Entries with figure data:
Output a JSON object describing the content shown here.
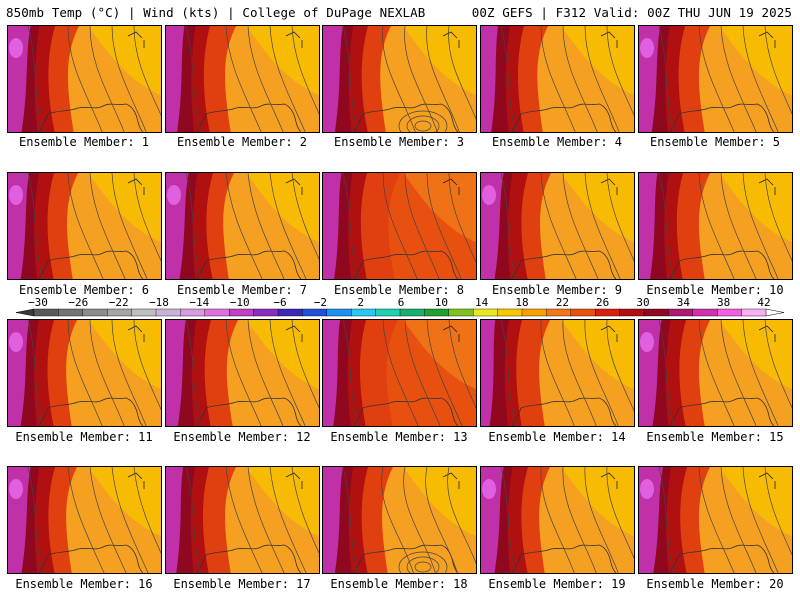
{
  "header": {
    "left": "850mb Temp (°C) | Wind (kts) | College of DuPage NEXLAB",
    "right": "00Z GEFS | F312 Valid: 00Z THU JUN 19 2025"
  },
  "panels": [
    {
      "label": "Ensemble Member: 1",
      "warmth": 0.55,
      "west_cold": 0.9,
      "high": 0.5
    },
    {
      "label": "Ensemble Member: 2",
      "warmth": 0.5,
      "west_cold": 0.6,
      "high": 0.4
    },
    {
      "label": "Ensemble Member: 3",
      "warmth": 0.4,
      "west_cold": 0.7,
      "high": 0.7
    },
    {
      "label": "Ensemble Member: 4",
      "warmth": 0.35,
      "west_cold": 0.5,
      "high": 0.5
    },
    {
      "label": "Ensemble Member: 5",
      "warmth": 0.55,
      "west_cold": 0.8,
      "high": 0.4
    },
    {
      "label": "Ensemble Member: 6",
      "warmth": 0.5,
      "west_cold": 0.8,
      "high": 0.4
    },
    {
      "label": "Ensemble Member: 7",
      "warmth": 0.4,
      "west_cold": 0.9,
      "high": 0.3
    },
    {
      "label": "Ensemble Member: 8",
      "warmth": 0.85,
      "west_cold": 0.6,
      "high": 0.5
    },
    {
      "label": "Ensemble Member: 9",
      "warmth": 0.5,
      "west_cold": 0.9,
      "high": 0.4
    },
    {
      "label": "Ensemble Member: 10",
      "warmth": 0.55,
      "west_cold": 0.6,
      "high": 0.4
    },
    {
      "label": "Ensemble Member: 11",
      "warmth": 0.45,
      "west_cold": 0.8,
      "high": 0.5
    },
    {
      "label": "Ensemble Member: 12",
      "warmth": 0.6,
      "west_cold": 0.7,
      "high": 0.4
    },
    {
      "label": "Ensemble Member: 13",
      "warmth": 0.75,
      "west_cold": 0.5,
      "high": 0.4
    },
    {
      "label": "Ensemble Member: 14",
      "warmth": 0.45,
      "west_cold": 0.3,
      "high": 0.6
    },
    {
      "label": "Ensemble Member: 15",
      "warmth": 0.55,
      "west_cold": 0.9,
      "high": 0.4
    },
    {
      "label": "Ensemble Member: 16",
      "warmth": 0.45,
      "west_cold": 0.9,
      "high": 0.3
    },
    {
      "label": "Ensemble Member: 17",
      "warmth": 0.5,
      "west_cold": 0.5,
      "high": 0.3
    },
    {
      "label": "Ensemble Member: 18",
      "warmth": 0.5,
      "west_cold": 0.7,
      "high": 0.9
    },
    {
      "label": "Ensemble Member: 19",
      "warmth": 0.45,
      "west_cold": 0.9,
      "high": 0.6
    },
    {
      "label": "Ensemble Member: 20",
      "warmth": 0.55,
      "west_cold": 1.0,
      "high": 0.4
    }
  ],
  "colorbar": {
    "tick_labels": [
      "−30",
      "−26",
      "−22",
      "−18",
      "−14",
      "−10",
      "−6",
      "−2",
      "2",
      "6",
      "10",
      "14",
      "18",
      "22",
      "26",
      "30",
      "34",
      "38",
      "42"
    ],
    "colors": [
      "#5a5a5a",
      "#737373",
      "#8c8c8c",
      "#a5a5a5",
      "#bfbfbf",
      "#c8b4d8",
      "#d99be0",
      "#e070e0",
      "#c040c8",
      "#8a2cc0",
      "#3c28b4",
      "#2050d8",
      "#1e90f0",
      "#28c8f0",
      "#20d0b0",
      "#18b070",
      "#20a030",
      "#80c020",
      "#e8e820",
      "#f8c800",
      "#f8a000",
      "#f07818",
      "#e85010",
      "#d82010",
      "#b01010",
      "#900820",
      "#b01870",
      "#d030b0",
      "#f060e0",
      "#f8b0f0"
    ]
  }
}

Problem — Omit the pictures. Output every record above word for word.

Exercise answer —
Output a JSON object describing the content shown here.
{
  "header": {
    "left": "850mb Temp (°C) | Wind (kts) | College of DuPage NEXLAB",
    "right": "00Z GEFS | F312 Valid: 00Z THU JUN 19 2025"
  },
  "panels": [
    {
      "label": "Ensemble Member: 1",
      "warmth": 0.55,
      "west_cold": 0.9,
      "high": 0.5
    },
    {
      "label": "Ensemble Member: 2",
      "warmth": 0.5,
      "west_cold": 0.6,
      "high": 0.4
    },
    {
      "label": "Ensemble Member: 3",
      "warmth": 0.4,
      "west_cold": 0.7,
      "high": 0.7
    },
    {
      "label": "Ensemble Member: 4",
      "warmth": 0.35,
      "west_cold": 0.5,
      "high": 0.5
    },
    {
      "label": "Ensemble Member: 5",
      "warmth": 0.55,
      "west_cold": 0.8,
      "high": 0.4
    },
    {
      "label": "Ensemble Member: 6",
      "warmth": 0.5,
      "west_cold": 0.8,
      "high": 0.4
    },
    {
      "label": "Ensemble Member: 7",
      "warmth": 0.4,
      "west_cold": 0.9,
      "high": 0.3
    },
    {
      "label": "Ensemble Member: 8",
      "warmth": 0.85,
      "west_cold": 0.6,
      "high": 0.5
    },
    {
      "label": "Ensemble Member: 9",
      "warmth": 0.5,
      "west_cold": 0.9,
      "high": 0.4
    },
    {
      "label": "Ensemble Member: 10",
      "warmth": 0.55,
      "west_cold": 0.6,
      "high": 0.4
    },
    {
      "label": "Ensemble Member: 11",
      "warmth": 0.45,
      "west_cold": 0.8,
      "high": 0.5
    },
    {
      "label": "Ensemble Member: 12",
      "warmth": 0.6,
      "west_cold": 0.7,
      "high": 0.4
    },
    {
      "label": "Ensemble Member: 13",
      "warmth": 0.75,
      "west_cold": 0.5,
      "high": 0.4
    },
    {
      "label": "Ensemble Member: 14",
      "warmth": 0.45,
      "west_cold": 0.3,
      "high": 0.6
    },
    {
      "label": "Ensemble Member: 15",
      "warmth": 0.55,
      "west_cold": 0.9,
      "high": 0.4
    },
    {
      "label": "Ensemble Member: 16",
      "warmth": 0.45,
      "west_cold": 0.9,
      "high": 0.3
    },
    {
      "label": "Ensemble Member: 17",
      "warmth": 0.5,
      "west_cold": 0.5,
      "high": 0.3
    },
    {
      "label": "Ensemble Member: 18",
      "warmth": 0.5,
      "west_cold": 0.7,
      "high": 0.9
    },
    {
      "label": "Ensemble Member: 19",
      "warmth": 0.45,
      "west_cold": 0.9,
      "high": 0.6
    },
    {
      "label": "Ensemble Member: 20",
      "warmth": 0.55,
      "west_cold": 1.0,
      "high": 0.4
    }
  ],
  "colorbar": {
    "tick_labels": [
      "−30",
      "−26",
      "−22",
      "−18",
      "−14",
      "−10",
      "−6",
      "−2",
      "2",
      "6",
      "10",
      "14",
      "18",
      "22",
      "26",
      "30",
      "34",
      "38",
      "42"
    ],
    "colors": [
      "#5a5a5a",
      "#737373",
      "#8c8c8c",
      "#a5a5a5",
      "#bfbfbf",
      "#c8b4d8",
      "#d99be0",
      "#e070e0",
      "#c040c8",
      "#8a2cc0",
      "#3c28b4",
      "#2050d8",
      "#1e90f0",
      "#28c8f0",
      "#20d0b0",
      "#18b070",
      "#20a030",
      "#80c020",
      "#e8e820",
      "#f8c800",
      "#f8a000",
      "#f07818",
      "#e85010",
      "#d82010",
      "#b01010",
      "#900820",
      "#b01870",
      "#d030b0",
      "#f060e0",
      "#f8b0f0"
    ]
  }
}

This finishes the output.